Dataset entries
§
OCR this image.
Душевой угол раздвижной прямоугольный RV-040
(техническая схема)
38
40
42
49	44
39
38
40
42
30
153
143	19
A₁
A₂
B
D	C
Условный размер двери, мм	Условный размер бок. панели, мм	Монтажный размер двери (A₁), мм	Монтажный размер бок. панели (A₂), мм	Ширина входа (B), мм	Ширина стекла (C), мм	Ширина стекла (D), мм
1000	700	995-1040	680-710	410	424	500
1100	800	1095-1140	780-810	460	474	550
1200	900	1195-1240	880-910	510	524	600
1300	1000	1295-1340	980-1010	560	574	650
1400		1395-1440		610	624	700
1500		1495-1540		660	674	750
§
JOB:
In this exercise, repeat all entries exactly.

RESULT OF THIS TASK:
OCR this image.
Душевой угол раздвижной прямоугольный RV-040
(техническая схема)
38
40
42
49	44
39
38
40
42
30
153
143	19
A₁
A₂
B
D	C
Условный размер двери, мм	Условный размер бок. панели, мм	Монтажный размер двери (A₁), мм	Монтажный размер бок. панели (A₂), мм	Ширина входа (B), мм	Ширина стекла (C), мм	Ширина стекла (D), мм
1000	700	995-1040	680-710	410	424	500
1100	800	1095-1140	780-810	460	474	550
1200	900	1195-1240	880-910	510	524	600
1300	1000	1295-1340	980-1010	560	574	650
1400		1395-1440		610	624	700
1500		1495-1540		660	674	750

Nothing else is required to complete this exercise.